Extracted data entries:
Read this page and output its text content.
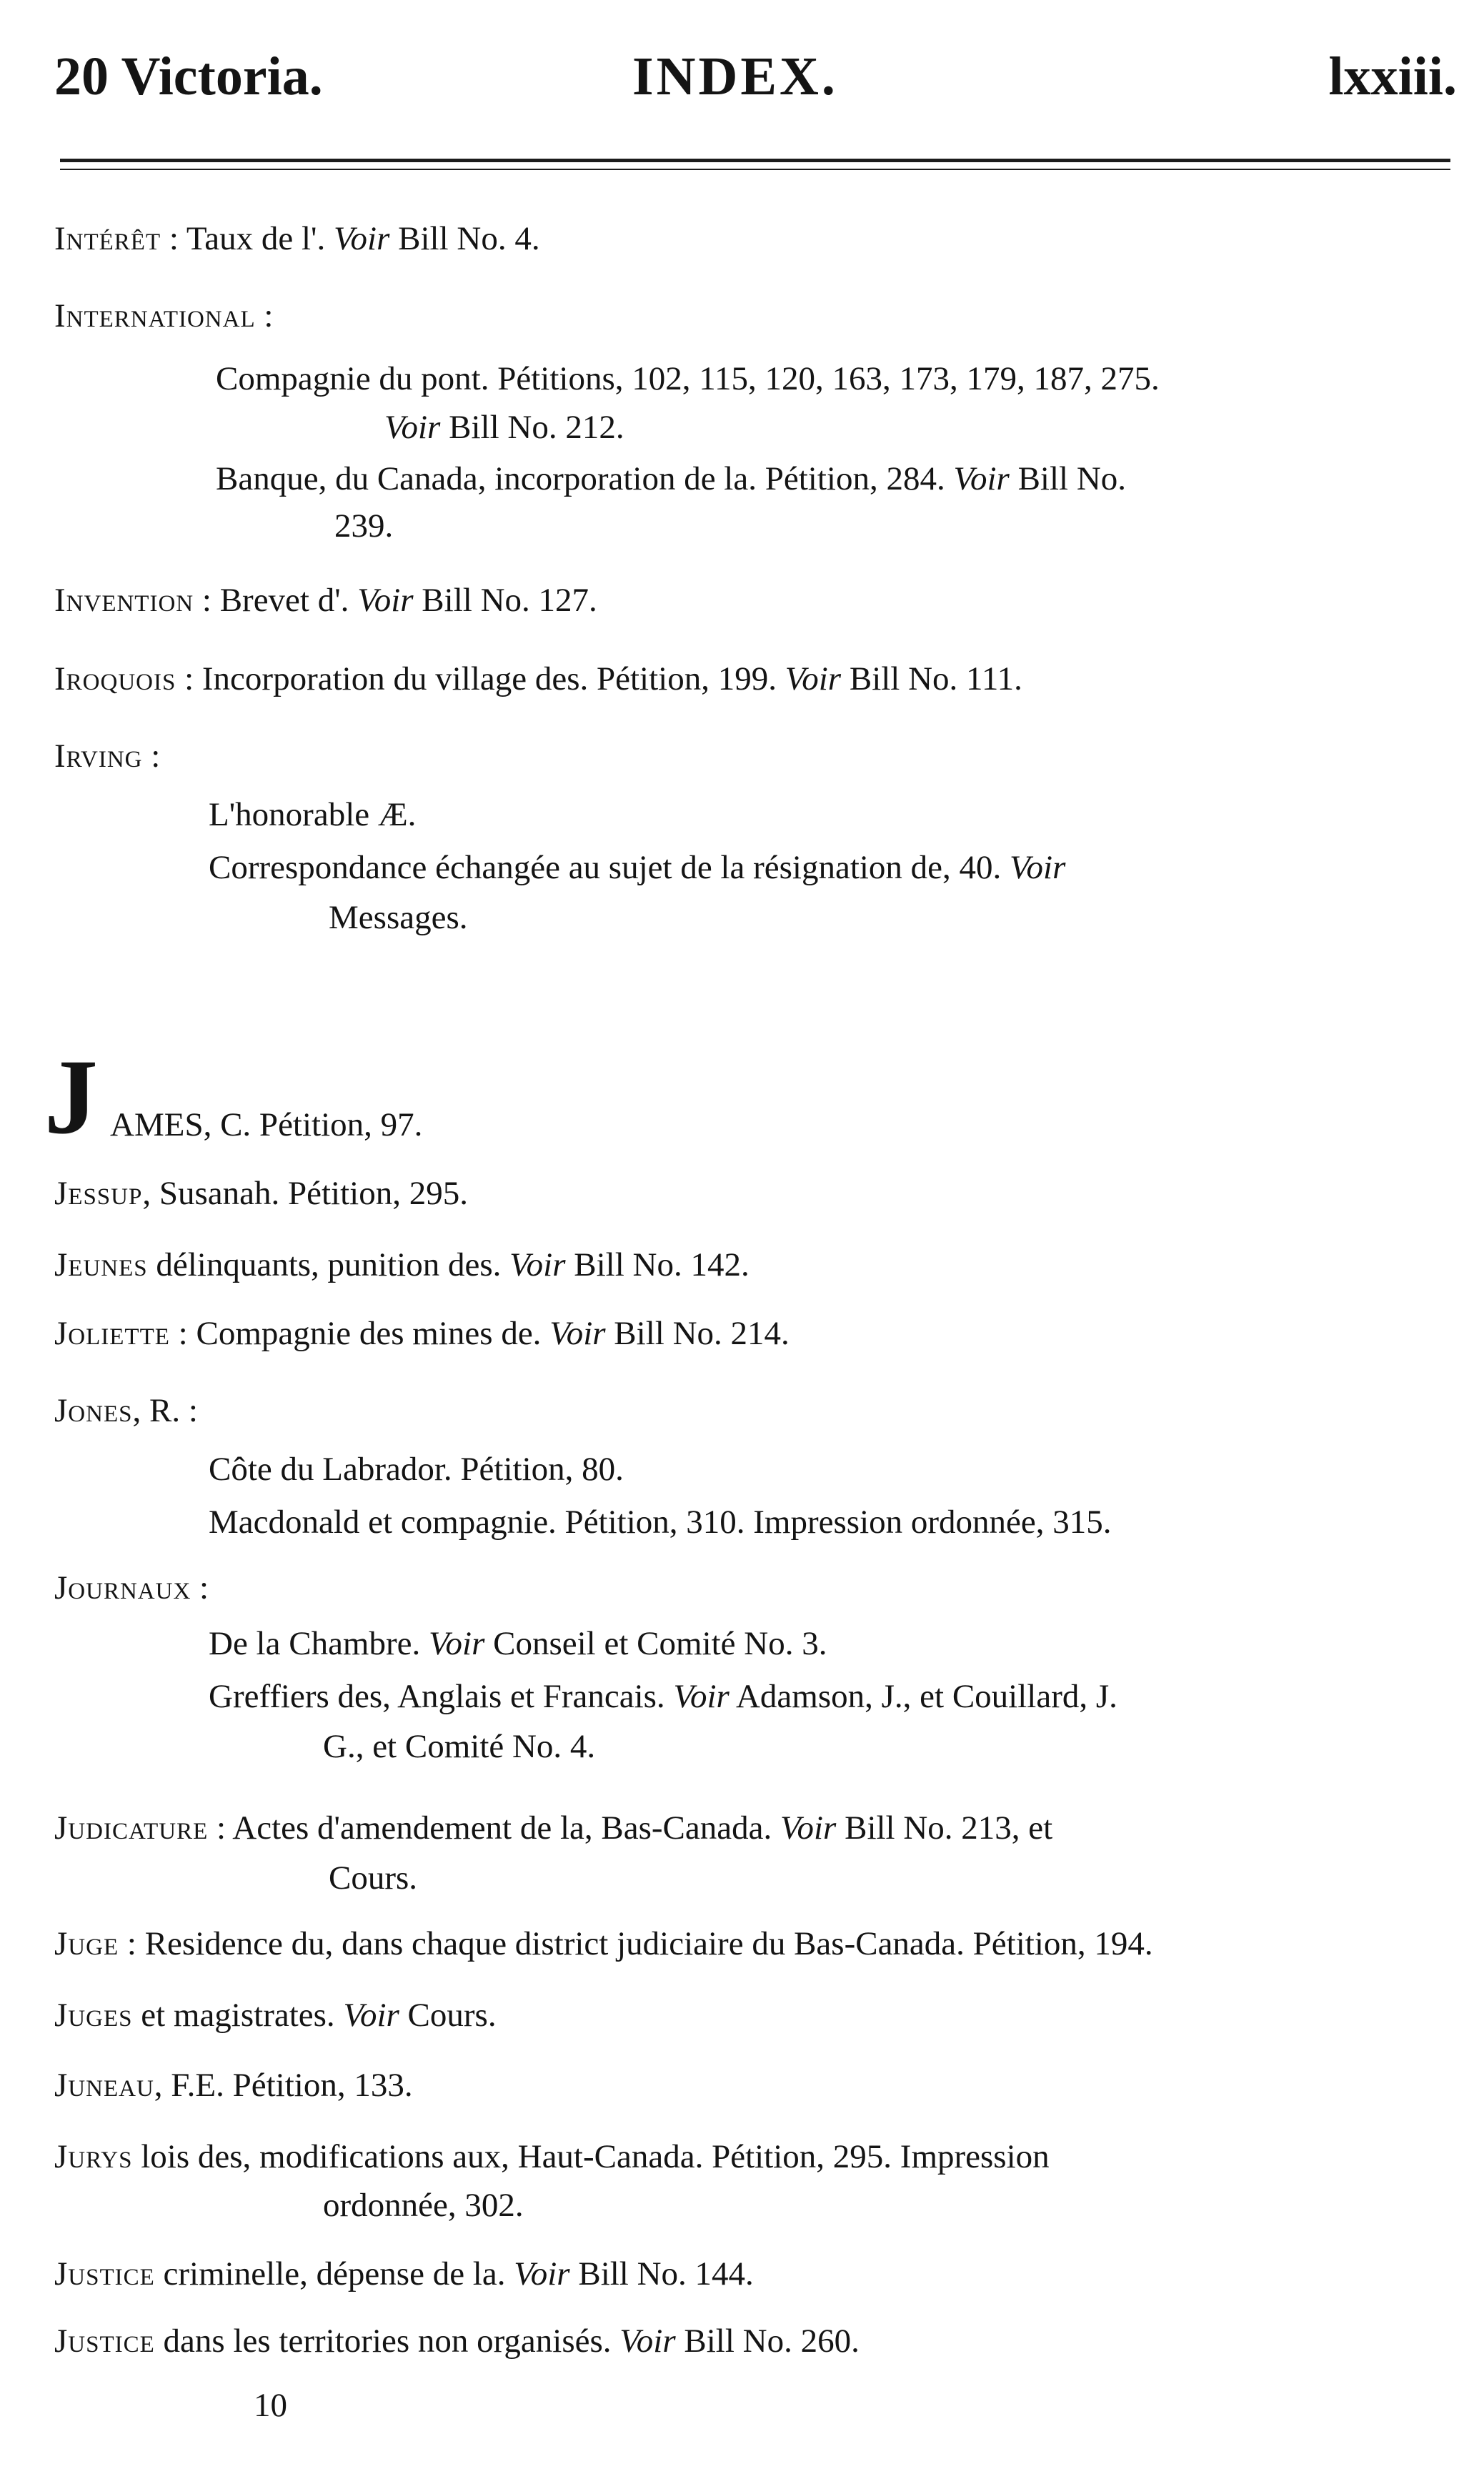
20 Victoria.	INDEX.	lxxiii.
Intérêt : Taux de l'. Voir Bill No. 4.
International :
Compagnie du pont. Pétitions, 102, 115, 120, 163, 173, 179, 187, 275.
Voir Bill No. 212.
Banque, du Canada, incorporation de la. Pétition, 284. Voir Bill No.
239.
Invention : Brevet d'. Voir Bill No. 127.
Iroquois : Incorporation du village des. Pétition, 199. Voir Bill No. 111.
Irving :
L'honorable Æ.
Correspondance échangée au sujet de la résignation de, 40. Voir
Messages.
J AMES, C. Pétition, 97.
Jessup, Susanah. Pétition, 295.
Jeunes délinquants, punition des. Voir Bill No. 142.
Joliette : Compagnie des mines de. Voir Bill No. 214.
Jones, R. :
Côte du Labrador. Pétition, 80.
Macdonald et compagnie. Pétition, 310. Impression ordonnée, 315.
Journaux :
De la Chambre. Voir Conseil et Comité No. 3.
Greffiers des, Anglais et Francais. Voir Adamson, J., et Couillard, J.
G., et Comité No. 4.
Judicature : Actes d'amendement de la, Bas-Canada. Voir Bill No. 213, et
Cours.
Juge : Residence du, dans chaque district judiciaire du Bas-Canada. Pétition, 194.
Juges et magistrates. Voir Cours.
Juneau, F.E. Pétition, 133.
Jurys lois des, modifications aux, Haut-Canada. Pétition, 295. Impression
ordonnée, 302.
Justice criminelle, dépense de la. Voir Bill No. 144.
Justice dans les territories non organisés. Voir Bill No. 260.
10
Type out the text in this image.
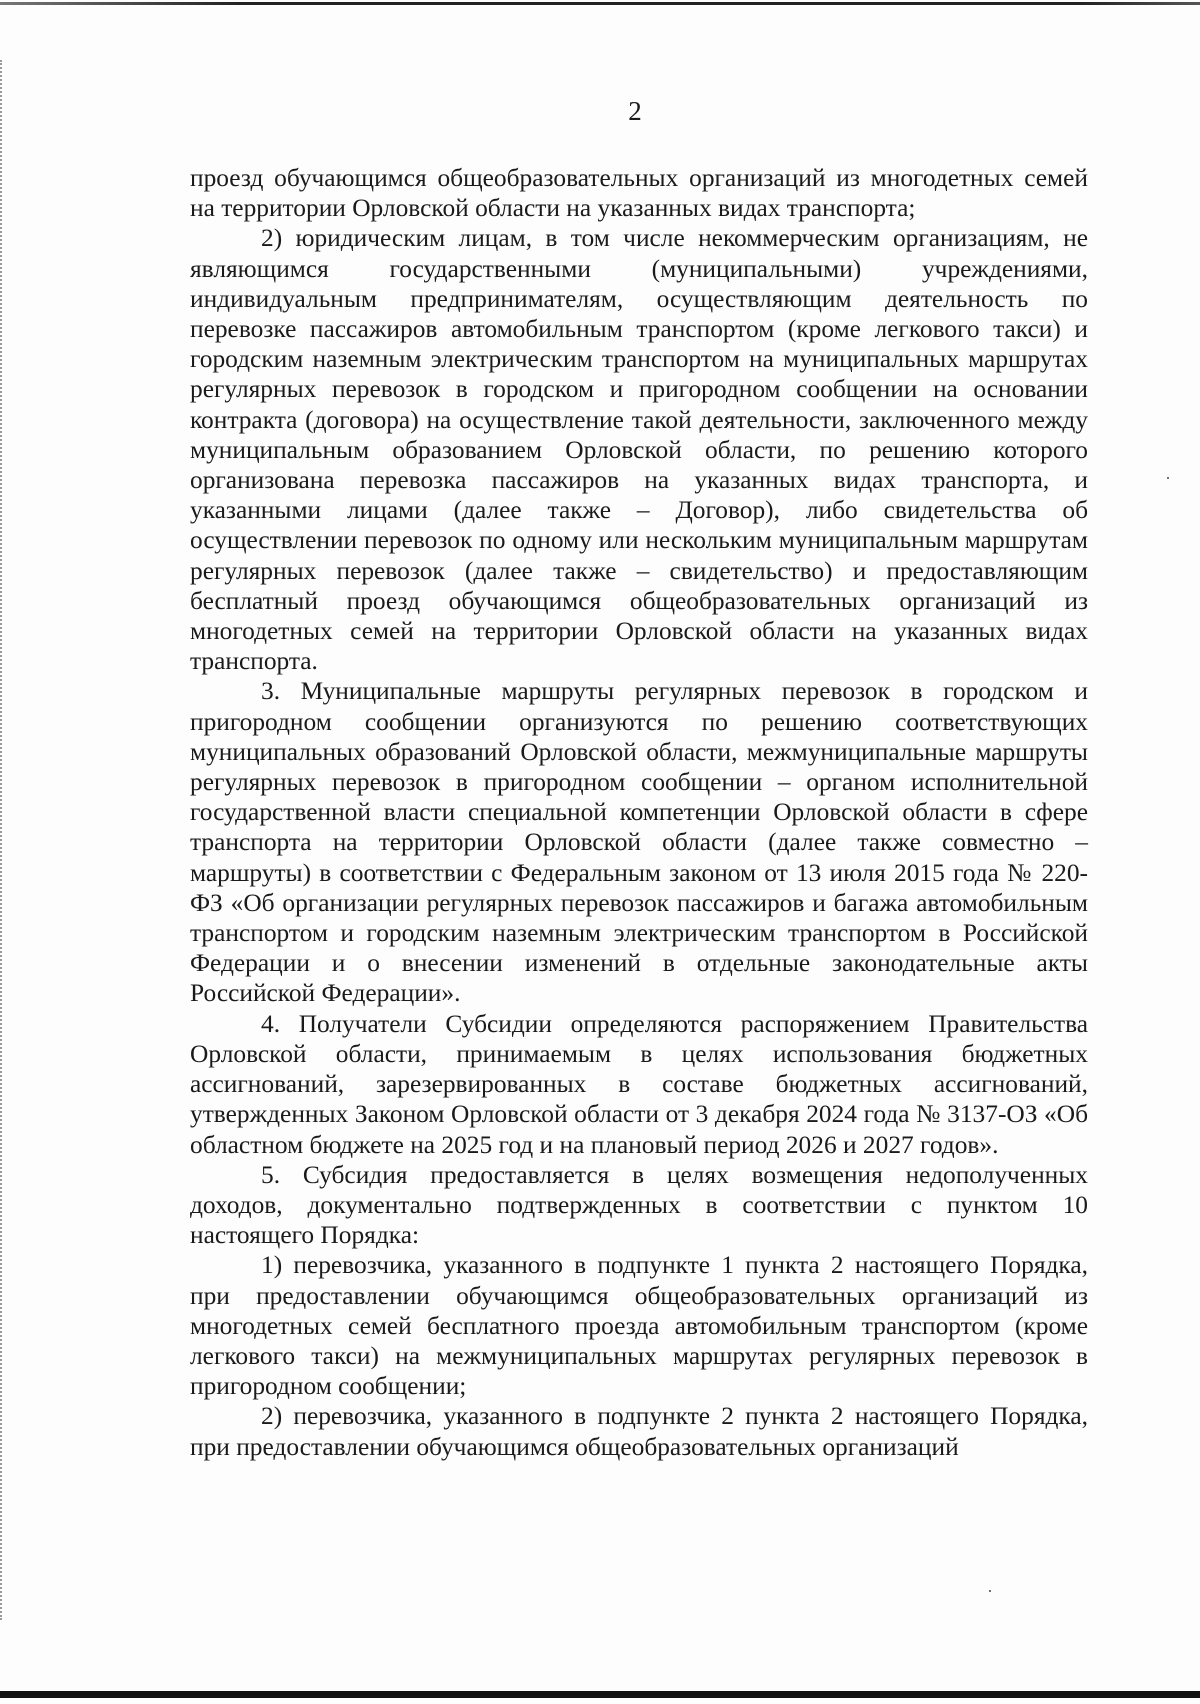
2

проезд обучающимся общеобразовательных организаций из многодетных семей на территории Орловской области на указанных видах транспорта;

2) юридическим лицам, в том числе некоммерческим организациям, не являющимся государственными (муниципальными) учреждениями, индивидуальным предпринимателям, осуществляющим деятельность по перевозке пассажиров автомобильным транспортом (кроме легкового такси) и городским наземным электрическим транспортом на муниципальных маршрутах регулярных перевозок в городском и пригородном сообщении на основании контракта (договора) на осуществление такой деятельности, заключенного между муниципальным образованием Орловской области, по решению которого организована перевозка пассажиров на указанных видах транспорта, и указанными лицами (далее также – Договор), либо свидетельства об осуществлении перевозок по одному или нескольким муниципальным маршрутам регулярных перевозок (далее также – свидетельство) и предоставляющим бесплатный проезд обучающимся общеобразовательных организаций из многодетных семей на территории Орловской области на указанных видах транспорта.

3. Муниципальные маршруты регулярных перевозок в городском и пригородном сообщении организуются по решению соответствующих муниципальных образований Орловской области, межмуниципальные маршруты регулярных перевозок в пригородном сообщении – органом исполнительной государственной власти специальной компетенции Орловской области в сфере транспорта на территории Орловской области (далее также совместно – маршруты) в соответствии с Федеральным законом от 13 июля 2015 года № 220-ФЗ «Об организации регулярных перевозок пассажиров и багажа автомобильным транспортом и городским наземным электрическим транспортом в Российской Федерации и о внесении изменений в отдельные законодательные акты Российской Федерации».

4. Получатели Субсидии определяются распоряжением Правительства Орловской области, принимаемым в целях использования бюджетных ассигнований, зарезервированных в составе бюджетных ассигнований, утвержденных Законом Орловской области от 3 декабря 2024 года № 3137-ОЗ «Об областном бюджете на 2025 год и на плановый период 2026 и 2027 годов».

5. Субсидия предоставляется в целях возмещения недополученных доходов, документально подтвержденных в соответствии с пунктом 10 настоящего Порядка:

1) перевозчика, указанного в подпункте 1 пункта 2 настоящего Порядка, при предоставлении обучающимся общеобразовательных организаций из многодетных семей бесплатного проезда автомобильным транспортом (кроме легкового такси) на межмуниципальных маршрутах регулярных перевозок в пригородном сообщении;

2) перевозчика, указанного в подпункте 2 пункта 2 настоящего Порядка, при предоставлении обучающимся общеобразовательных организаций
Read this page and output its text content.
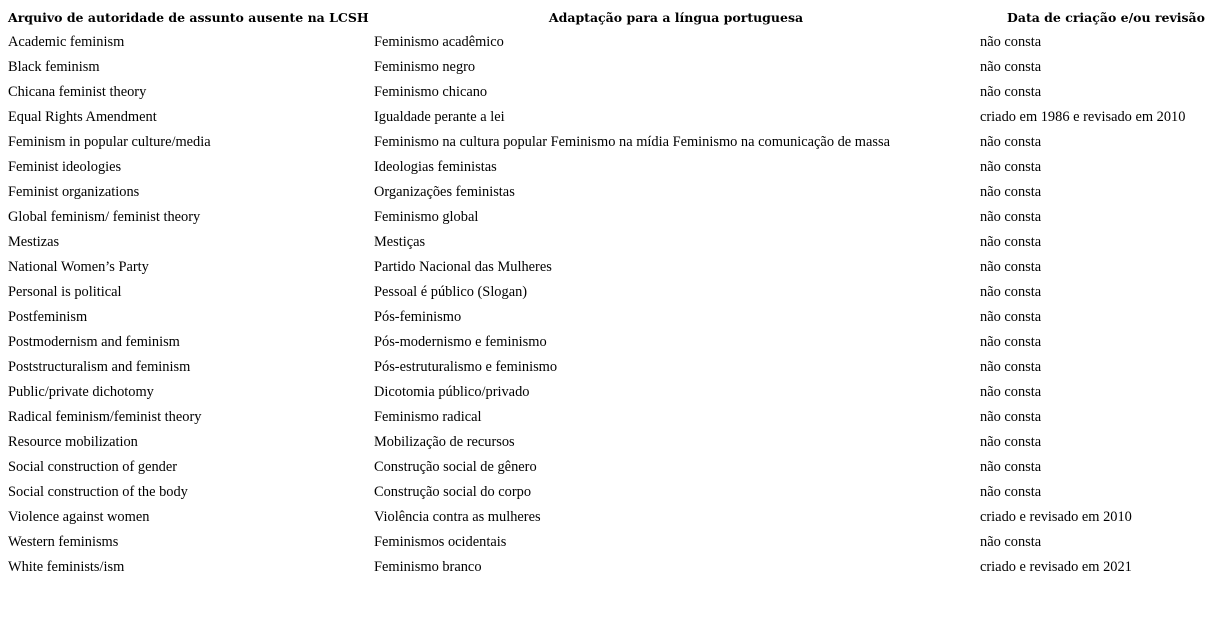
Arquivo de autoridade de assunto ausente na LCSH	Adaptação para a língua portuguesa	Data de criação e/ou revisão
Academic feminism	Feminismo acadêmico	não consta
Black feminism	Feminismo negro	não consta
Chicana feminist theory	Feminismo chicano	não consta
Equal Rights Amendment	Igualdade perante a lei	criado em 1986 e revisado em 2010
Feminism in popular culture/media	Feminismo na cultura popular Feminismo na mídia Feminismo na comunicação de massa	não consta
Feminist ideologies	Ideologias feministas	não consta
Feminist organizations	Organizações feministas	não consta
Global feminism/ feminist theory	Feminismo global	não consta
Mestizas	Mestiças	não consta
National Women’s Party	Partido Nacional das Mulheres	não consta
Personal is political	Pessoal é público (Slogan)	não consta
Postfeminism	Pós-feminismo	não consta
Postmodernism and feminism	Pós-modernismo e feminismo	não consta
Poststructuralism and feminism	Pós-estruturalismo e feminismo	não consta
Public/private dichotomy	Dicotomia público/privado	não consta
Radical feminism/feminist theory	Feminismo radical	não consta
Resource mobilization	Mobilização de recursos	não consta
Social construction of gender	Construção social de gênero	não consta
Social construction of the body	Construção social do corpo	não consta
Violence against women	Violência contra as mulheres	criado e revisado em 2010
Western feminisms	Feminismos ocidentais	não consta
White feminists/ism	Feminismo branco	criado e revisado em 2021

What is required:
Each line in the data that holds the string "dans" should be found and copied.

Answer to the exercise:
Juge : Residence du, dans chaque district judiciaire du Bas-Canada. Pétition, 194.
Justice dans les territories non organisés. Voir Bill No. 260.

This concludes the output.